Count the lines below that contain the word "this", and report only that number.

-- Material supplied --
========
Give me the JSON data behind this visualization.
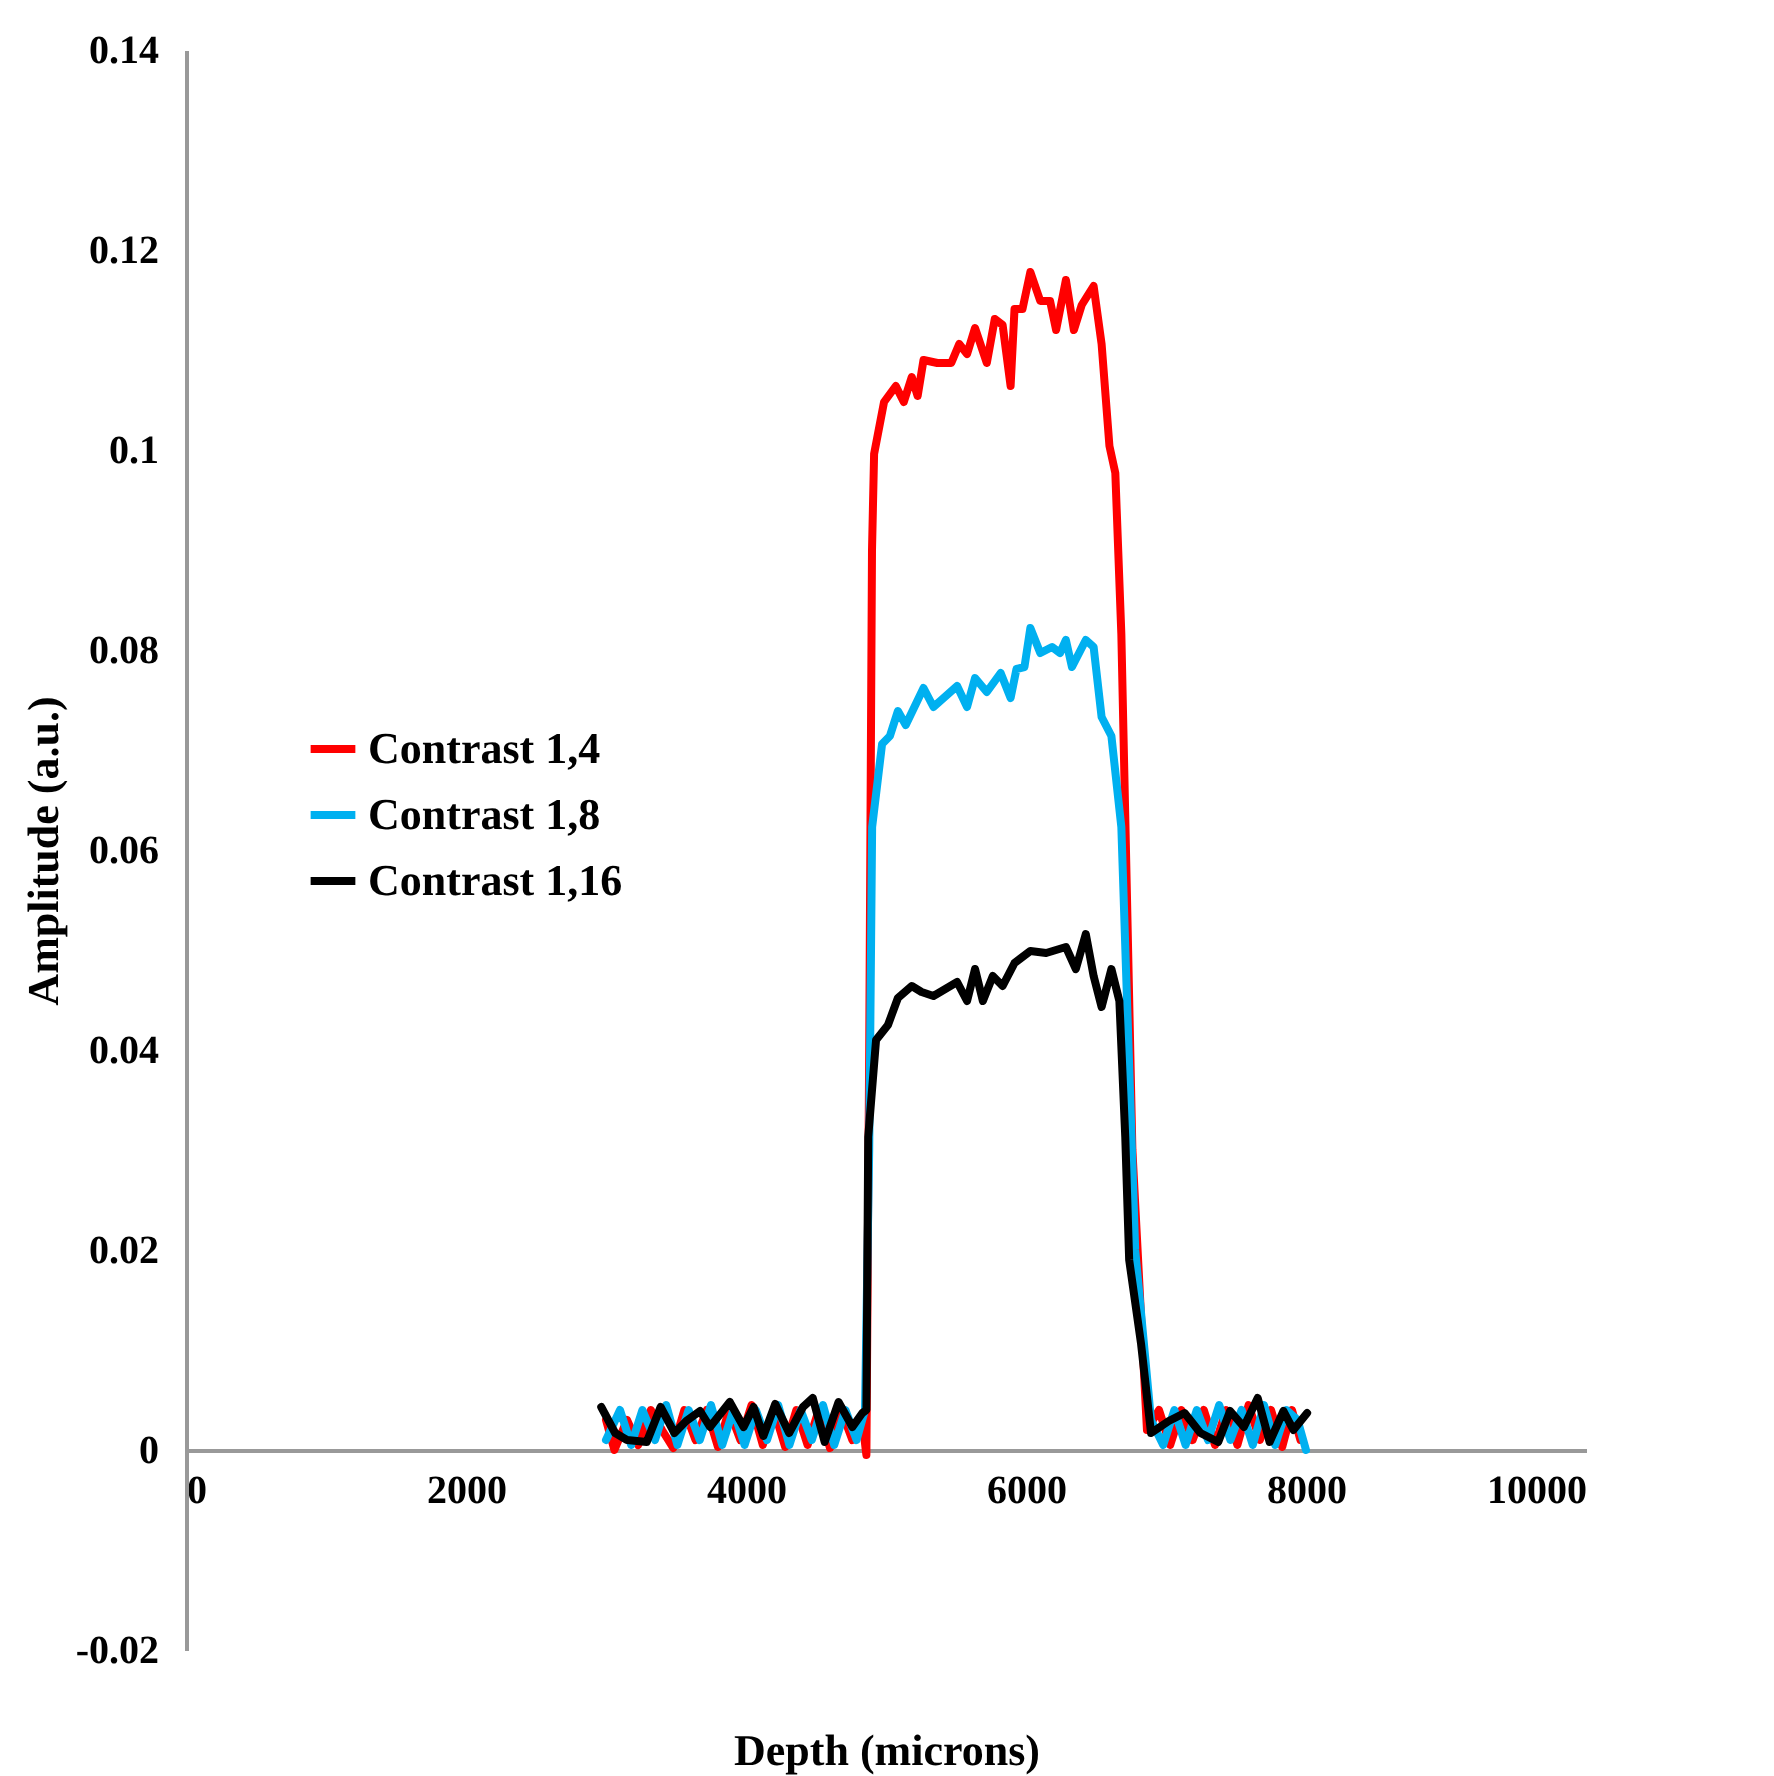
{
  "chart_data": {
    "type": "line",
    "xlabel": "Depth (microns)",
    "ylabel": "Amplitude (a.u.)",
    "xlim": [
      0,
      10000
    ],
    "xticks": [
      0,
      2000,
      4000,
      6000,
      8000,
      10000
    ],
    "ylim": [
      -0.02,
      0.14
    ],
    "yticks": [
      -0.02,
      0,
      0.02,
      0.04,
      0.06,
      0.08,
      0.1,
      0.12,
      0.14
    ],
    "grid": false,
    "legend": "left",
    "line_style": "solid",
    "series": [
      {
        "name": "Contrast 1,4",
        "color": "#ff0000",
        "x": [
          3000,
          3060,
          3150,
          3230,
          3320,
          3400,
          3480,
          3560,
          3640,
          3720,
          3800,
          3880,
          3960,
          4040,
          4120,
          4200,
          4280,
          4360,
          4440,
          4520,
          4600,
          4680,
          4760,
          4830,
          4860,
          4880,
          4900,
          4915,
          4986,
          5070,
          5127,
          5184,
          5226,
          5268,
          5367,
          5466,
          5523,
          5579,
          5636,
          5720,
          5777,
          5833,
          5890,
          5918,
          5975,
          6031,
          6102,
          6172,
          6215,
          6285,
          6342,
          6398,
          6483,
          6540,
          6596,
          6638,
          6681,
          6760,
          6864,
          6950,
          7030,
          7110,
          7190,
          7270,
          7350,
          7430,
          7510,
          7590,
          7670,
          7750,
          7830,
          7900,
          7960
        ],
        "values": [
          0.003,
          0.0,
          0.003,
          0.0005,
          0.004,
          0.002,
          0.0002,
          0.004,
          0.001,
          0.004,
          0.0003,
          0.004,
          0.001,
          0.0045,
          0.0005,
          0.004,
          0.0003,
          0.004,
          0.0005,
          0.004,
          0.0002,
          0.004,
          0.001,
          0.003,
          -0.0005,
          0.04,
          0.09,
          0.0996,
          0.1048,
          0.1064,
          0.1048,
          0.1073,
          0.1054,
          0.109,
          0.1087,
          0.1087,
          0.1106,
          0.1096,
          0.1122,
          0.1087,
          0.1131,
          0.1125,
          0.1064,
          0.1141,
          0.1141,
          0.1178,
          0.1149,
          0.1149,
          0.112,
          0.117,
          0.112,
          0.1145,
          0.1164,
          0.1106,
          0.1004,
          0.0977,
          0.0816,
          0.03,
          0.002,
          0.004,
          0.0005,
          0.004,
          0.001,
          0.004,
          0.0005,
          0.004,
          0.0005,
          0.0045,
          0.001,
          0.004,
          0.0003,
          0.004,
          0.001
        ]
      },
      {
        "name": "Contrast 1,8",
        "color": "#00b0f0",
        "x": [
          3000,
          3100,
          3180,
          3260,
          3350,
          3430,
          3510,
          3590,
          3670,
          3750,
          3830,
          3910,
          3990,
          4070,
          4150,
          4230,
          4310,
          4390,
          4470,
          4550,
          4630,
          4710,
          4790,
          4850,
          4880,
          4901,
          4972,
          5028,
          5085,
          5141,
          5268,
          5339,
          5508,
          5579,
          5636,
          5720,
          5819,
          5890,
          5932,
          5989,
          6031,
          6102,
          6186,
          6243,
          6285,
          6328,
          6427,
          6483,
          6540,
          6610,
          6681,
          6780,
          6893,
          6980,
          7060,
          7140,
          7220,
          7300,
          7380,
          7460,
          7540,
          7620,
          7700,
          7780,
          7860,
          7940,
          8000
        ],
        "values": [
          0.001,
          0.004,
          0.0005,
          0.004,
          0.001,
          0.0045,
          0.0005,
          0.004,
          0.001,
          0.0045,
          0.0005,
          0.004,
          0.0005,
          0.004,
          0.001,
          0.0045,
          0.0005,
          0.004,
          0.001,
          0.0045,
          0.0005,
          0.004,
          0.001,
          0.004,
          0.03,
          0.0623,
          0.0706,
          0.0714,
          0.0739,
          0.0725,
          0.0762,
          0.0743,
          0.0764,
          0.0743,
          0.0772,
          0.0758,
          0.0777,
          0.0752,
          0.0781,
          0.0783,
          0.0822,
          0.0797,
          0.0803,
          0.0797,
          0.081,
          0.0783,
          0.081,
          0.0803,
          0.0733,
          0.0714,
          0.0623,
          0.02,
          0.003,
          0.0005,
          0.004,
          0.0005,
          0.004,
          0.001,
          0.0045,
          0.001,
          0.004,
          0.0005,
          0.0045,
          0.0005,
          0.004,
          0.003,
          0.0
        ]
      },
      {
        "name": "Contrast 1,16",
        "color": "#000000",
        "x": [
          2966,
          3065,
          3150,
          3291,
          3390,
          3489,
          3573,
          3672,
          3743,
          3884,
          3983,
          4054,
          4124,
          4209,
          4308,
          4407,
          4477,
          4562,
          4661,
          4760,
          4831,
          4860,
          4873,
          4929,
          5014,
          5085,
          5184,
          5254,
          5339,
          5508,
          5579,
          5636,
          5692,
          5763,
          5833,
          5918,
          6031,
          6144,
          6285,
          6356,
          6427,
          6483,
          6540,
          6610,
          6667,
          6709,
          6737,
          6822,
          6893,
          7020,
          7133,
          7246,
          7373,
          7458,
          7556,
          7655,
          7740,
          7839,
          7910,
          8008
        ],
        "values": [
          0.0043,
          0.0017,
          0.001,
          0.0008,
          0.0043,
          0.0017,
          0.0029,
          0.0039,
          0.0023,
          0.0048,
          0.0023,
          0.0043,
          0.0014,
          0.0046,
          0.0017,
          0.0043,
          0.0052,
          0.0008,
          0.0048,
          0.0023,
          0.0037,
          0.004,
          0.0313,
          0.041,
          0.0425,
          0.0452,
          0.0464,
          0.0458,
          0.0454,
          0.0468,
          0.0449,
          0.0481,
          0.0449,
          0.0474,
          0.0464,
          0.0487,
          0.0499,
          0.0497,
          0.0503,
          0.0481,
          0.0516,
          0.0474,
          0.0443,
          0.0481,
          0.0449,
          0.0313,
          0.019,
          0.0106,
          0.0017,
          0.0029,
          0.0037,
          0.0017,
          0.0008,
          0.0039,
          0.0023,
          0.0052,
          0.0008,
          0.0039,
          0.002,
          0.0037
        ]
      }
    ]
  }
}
========
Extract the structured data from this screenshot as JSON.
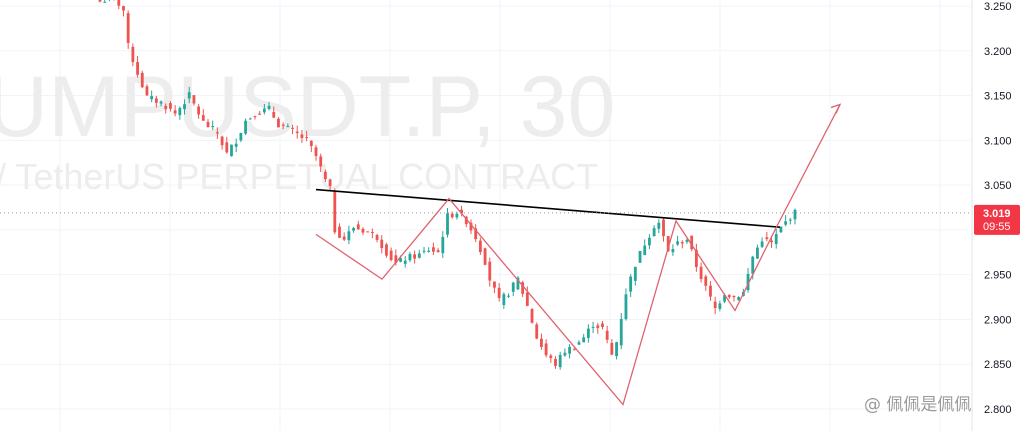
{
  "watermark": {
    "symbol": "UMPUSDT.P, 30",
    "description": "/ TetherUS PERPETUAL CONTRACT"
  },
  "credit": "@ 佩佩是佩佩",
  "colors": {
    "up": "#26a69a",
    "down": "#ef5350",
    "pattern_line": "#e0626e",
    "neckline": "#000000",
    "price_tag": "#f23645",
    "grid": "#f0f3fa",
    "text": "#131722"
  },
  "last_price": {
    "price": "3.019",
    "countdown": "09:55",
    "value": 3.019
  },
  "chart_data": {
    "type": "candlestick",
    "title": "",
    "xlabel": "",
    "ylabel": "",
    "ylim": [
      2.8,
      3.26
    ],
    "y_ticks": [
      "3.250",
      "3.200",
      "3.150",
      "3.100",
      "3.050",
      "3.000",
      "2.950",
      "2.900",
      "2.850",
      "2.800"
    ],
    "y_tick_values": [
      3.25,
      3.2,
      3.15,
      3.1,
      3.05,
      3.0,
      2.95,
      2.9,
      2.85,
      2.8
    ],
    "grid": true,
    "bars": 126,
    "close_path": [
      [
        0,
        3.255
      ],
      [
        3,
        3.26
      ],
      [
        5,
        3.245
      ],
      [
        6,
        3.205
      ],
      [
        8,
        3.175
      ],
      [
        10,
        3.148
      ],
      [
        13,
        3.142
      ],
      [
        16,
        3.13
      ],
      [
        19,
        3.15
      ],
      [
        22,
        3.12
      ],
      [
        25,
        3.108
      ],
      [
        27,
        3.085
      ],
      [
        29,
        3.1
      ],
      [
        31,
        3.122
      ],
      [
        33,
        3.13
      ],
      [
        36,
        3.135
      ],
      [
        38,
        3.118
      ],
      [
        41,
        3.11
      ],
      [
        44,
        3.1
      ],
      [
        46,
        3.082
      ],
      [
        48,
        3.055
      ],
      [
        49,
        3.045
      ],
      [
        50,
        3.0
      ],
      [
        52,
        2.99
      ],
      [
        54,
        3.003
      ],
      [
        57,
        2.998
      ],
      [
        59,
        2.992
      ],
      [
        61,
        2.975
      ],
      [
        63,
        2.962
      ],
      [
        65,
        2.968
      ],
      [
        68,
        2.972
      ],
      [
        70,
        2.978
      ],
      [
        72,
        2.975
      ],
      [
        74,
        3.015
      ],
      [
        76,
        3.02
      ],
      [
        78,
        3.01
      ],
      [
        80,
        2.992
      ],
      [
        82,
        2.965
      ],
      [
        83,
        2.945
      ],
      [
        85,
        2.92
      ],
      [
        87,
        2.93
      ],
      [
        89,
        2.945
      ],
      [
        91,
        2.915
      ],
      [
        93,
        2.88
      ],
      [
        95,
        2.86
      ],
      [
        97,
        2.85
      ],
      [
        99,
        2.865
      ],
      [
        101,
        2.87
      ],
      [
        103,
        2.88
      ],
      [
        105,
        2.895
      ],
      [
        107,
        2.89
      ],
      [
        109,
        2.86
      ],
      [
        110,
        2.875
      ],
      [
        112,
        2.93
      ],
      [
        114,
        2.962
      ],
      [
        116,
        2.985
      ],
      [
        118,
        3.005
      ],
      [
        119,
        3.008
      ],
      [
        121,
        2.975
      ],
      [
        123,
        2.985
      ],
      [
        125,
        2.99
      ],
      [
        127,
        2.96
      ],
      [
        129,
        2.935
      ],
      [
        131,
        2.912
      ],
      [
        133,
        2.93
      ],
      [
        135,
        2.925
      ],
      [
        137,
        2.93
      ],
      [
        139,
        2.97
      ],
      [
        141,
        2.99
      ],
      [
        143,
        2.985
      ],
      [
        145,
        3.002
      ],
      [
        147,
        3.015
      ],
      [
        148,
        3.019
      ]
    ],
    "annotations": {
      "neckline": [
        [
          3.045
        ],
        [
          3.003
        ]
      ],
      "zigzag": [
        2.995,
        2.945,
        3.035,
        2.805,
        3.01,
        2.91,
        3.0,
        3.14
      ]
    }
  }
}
========
-- Task solution --
2